**Invoerregels**:
======
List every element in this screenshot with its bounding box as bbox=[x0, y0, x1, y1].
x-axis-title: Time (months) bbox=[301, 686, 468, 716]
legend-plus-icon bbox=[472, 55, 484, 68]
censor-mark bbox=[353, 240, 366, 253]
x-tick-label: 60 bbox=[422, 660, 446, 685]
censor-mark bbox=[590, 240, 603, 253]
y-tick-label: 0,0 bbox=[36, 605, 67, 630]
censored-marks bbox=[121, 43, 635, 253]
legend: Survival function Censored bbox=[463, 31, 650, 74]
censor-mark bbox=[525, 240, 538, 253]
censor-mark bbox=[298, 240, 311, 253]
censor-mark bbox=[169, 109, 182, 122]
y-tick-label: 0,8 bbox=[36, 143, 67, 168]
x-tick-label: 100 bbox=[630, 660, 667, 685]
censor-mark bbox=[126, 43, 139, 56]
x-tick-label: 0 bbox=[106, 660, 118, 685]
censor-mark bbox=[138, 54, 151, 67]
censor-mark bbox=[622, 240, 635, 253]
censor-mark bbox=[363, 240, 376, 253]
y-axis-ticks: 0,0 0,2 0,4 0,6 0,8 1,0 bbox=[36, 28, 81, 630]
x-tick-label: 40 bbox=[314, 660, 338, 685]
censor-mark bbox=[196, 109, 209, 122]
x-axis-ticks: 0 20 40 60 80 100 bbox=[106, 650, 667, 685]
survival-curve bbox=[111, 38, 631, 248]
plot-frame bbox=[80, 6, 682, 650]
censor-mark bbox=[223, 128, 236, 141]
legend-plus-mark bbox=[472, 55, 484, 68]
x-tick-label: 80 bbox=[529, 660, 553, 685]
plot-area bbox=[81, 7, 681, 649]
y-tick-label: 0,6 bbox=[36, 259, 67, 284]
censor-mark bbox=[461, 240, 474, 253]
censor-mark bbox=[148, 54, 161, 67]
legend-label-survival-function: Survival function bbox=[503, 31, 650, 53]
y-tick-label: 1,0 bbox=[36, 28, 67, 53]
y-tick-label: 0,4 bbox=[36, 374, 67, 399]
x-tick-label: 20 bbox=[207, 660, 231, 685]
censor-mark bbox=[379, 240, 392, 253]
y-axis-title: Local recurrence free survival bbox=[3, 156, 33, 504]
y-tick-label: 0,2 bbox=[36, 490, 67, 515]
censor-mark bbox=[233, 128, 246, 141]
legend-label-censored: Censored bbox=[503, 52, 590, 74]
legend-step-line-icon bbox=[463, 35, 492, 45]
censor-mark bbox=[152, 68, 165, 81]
======
Haal alstublieft de regels uit de records, vanaf het begin van de records tot en met de regel die "legend: Survival function" bevat, en geef ze letterlijk weer.

List every element in this screenshot with its bounding box as bbox=[x0, y0, x1, y1].
x-axis-title: Time (months) bbox=[301, 686, 468, 716]
legend-plus-icon bbox=[472, 55, 484, 68]
censor-mark bbox=[353, 240, 366, 253]
x-tick-label: 60 bbox=[422, 660, 446, 685]
censor-mark bbox=[590, 240, 603, 253]
y-tick-label: 0,0 bbox=[36, 605, 67, 630]
censored-marks bbox=[121, 43, 635, 253]
legend: Survival function Censored bbox=[463, 31, 650, 74]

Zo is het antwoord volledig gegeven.